### Stated task
Locate the line containing "What's the underlying" in the material below; repeat it and every line after it, exactly as written.

Records from a data source:
***

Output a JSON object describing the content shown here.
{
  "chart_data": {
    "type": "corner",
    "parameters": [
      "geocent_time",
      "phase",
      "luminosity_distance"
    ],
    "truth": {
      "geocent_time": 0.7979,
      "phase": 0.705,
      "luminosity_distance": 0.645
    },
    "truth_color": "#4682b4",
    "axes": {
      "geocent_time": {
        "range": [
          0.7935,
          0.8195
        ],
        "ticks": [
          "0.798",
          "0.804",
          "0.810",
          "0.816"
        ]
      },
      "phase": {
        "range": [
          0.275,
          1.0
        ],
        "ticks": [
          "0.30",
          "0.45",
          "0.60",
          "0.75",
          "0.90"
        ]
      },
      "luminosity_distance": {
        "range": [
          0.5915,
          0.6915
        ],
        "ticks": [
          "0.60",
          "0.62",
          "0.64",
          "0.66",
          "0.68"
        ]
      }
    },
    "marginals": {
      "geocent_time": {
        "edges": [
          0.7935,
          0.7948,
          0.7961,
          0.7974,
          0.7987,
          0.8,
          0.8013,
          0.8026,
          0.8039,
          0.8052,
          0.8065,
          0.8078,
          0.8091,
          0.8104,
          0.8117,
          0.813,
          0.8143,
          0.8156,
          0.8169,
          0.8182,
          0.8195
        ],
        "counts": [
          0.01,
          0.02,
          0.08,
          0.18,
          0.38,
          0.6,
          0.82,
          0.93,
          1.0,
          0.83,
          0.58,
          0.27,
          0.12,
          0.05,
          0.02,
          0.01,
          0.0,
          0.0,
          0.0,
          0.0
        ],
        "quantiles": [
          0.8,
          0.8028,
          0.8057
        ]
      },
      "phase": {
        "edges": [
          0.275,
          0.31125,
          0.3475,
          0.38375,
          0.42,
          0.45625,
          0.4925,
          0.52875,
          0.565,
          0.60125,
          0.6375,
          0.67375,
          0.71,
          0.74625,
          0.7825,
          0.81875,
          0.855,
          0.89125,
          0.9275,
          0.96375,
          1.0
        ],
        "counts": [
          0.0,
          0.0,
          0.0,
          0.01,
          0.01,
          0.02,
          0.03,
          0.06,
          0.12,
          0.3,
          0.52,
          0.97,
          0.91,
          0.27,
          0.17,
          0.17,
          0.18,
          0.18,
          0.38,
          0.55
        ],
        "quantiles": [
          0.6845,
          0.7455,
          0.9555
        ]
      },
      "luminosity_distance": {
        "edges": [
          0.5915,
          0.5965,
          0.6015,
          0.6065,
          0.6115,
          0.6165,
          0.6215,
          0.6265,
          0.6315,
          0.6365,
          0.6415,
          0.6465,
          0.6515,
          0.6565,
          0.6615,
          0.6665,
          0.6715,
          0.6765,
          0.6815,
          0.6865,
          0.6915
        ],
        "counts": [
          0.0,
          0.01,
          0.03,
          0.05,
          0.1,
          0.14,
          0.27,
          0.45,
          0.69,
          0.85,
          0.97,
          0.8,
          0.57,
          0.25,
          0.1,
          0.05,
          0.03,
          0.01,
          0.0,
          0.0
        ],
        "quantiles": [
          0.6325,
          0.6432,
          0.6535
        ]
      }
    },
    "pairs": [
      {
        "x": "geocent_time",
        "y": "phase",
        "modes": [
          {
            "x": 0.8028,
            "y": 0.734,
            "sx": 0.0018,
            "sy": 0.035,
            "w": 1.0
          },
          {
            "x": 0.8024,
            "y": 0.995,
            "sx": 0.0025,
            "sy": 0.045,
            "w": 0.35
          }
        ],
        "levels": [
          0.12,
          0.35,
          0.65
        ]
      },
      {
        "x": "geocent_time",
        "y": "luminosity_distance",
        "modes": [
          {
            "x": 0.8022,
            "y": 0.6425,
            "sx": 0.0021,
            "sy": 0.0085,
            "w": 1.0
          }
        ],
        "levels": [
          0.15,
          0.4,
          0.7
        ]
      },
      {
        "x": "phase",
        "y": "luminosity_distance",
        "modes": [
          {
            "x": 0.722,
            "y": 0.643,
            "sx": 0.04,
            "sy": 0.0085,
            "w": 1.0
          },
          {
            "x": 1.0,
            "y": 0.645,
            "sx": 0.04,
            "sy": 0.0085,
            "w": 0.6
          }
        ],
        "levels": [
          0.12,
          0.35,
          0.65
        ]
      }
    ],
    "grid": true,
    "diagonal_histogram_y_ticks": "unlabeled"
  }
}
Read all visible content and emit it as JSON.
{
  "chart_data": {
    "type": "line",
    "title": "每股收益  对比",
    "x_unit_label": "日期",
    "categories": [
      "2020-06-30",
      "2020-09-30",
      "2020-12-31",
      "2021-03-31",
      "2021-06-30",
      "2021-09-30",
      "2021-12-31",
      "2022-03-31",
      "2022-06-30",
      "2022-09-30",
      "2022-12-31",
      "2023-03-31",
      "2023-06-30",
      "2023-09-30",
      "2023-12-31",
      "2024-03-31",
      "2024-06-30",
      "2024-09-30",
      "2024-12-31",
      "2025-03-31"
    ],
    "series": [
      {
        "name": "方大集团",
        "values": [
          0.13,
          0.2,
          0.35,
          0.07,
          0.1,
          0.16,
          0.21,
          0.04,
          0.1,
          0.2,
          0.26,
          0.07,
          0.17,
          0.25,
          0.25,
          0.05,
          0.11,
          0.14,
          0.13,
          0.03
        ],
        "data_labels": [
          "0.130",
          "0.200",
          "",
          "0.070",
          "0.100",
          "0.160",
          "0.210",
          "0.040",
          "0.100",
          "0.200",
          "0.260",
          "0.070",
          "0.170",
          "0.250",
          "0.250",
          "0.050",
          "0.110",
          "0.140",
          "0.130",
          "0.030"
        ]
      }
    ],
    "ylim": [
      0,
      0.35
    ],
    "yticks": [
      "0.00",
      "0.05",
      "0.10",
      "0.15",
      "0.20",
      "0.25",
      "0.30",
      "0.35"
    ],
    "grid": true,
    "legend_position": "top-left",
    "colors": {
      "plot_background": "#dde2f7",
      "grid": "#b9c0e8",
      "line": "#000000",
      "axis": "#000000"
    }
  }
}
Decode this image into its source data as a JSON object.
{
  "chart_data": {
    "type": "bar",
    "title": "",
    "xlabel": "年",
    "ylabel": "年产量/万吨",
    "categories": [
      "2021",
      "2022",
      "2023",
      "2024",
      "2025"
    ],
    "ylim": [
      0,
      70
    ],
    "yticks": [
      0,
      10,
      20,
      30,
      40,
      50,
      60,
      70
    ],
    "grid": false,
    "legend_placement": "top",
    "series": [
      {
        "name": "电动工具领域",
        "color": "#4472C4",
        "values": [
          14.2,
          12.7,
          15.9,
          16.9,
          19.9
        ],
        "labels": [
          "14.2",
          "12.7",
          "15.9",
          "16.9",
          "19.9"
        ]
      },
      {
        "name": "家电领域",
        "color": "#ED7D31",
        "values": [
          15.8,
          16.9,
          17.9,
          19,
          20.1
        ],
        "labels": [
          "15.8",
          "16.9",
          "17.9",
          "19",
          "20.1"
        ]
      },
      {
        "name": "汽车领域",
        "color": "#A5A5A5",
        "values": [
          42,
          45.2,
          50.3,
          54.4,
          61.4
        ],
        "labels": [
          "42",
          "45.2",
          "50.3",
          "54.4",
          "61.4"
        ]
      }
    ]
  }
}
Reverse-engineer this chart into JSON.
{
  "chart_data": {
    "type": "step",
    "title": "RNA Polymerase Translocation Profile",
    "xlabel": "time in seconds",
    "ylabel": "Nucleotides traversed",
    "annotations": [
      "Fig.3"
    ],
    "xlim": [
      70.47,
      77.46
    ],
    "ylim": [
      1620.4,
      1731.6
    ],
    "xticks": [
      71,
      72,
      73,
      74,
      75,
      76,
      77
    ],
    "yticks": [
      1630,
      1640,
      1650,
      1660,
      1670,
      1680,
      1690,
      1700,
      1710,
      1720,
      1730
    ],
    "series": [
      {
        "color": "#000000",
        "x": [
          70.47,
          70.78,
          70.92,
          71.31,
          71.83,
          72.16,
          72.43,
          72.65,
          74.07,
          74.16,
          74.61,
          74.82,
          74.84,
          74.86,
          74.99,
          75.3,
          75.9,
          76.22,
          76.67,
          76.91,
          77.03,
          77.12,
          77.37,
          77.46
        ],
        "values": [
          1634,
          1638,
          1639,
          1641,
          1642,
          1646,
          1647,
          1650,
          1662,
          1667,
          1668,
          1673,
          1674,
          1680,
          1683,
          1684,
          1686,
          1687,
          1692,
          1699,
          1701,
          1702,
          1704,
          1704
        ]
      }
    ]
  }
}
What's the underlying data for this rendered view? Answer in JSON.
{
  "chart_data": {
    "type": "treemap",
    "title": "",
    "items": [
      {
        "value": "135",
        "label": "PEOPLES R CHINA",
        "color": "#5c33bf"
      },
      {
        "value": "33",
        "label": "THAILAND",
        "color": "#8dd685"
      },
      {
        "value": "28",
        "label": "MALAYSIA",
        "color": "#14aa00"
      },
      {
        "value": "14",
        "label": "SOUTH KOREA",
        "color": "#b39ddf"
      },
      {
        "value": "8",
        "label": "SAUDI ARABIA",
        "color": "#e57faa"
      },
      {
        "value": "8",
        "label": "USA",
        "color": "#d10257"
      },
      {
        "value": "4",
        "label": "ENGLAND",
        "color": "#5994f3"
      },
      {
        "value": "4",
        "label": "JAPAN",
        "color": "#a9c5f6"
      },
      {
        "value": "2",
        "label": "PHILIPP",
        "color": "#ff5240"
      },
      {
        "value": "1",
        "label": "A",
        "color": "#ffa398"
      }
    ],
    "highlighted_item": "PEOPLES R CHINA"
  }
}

***

### Final answer
What's the underlying data for this rendered view? Answer in JSON.
{
  "chart_data": {
    "type": "treemap",
    "title": "",
    "items": [
      {
        "value": "135",
        "label": "PEOPLES R CHINA",
        "color": "#5c33bf"
      },
      {
        "value": "33",
        "label": "THAILAND",
        "color": "#8dd685"
      },
      {
        "value": "28",
        "label": "MALAYSIA",
        "color": "#14aa00"
      },
      {
        "value": "14",
        "label": "SOUTH KOREA",
        "color": "#b39ddf"
      },
      {
        "value": "8",
        "label": "SAUDI ARABIA",
        "color": "#e57faa"
      },
      {
        "value": "8",
        "label": "USA",
        "color": "#d10257"
      },
      {
        "value": "4",
        "label": "ENGLAND",
        "color": "#5994f3"
      },
      {
        "value": "4",
        "label": "JAPAN",
        "color": "#a9c5f6"
      },
      {
        "value": "2",
        "label": "PHILIPP",
        "color": "#ff5240"
      },
      {
        "value": "1",
        "label": "A",
        "color": "#ffa398"
      }
    ],
    "highlighted_item": "PEOPLES R CHINA"
  }
}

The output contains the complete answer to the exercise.